• DATA FOR THE TASK
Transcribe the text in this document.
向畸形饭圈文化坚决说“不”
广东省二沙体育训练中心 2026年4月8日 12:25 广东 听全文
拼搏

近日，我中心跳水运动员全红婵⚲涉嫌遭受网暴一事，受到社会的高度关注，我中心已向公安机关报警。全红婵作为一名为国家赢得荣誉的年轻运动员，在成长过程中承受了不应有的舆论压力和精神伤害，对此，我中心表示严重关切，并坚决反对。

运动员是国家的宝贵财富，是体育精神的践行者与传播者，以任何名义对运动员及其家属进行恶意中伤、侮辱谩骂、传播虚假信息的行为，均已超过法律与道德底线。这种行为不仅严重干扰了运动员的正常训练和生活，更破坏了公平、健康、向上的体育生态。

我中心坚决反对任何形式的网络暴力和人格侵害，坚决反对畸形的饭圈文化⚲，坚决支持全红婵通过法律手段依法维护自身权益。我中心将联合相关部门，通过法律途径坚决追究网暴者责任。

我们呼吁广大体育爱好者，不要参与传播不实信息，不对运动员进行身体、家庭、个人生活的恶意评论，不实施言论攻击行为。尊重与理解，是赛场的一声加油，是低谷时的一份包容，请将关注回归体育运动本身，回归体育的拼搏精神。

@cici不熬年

• REQUIRED TASK
Print again each line of the listing above, exactly as it appears.

• FINAL RESULT
Transcribe the text in this document.
向畸形饭圈文化坚决说“不”
广东省二沙体育训练中心 2026年4月8日 12:25 广东 听全文
拼搏

近日，我中心跳水运动员全红婵⚲涉嫌遭受网暴一事，受到社会的高度关注，我中心已向公安机关报警。全红婵作为一名为国家赢得荣誉的年轻运动员，在成长过程中承受了不应有的舆论压力和精神伤害，对此，我中心表示严重关切，并坚决反对。

运动员是国家的宝贵财富，是体育精神的践行者与传播者，以任何名义对运动员及其家属进行恶意中伤、侮辱谩骂、传播虚假信息的行为，均已超过法律与道德底线。这种行为不仅严重干扰了运动员的正常训练和生活，更破坏了公平、健康、向上的体育生态。

我中心坚决反对任何形式的网络暴力和人格侵害，坚决反对畸形的饭圈文化⚲，坚决支持全红婵通过法律手段依法维护自身权益。我中心将联合相关部门，通过法律途径坚决追究网暴者责任。

我们呼吁广大体育爱好者，不要参与传播不实信息，不对运动员进行身体、家庭、个人生活的恶意评论，不实施言论攻击行为。尊重与理解，是赛场的一声加油，是低谷时的一份包容，请将关注回归体育运动本身，回归体育的拼搏精神。

@cici不熬年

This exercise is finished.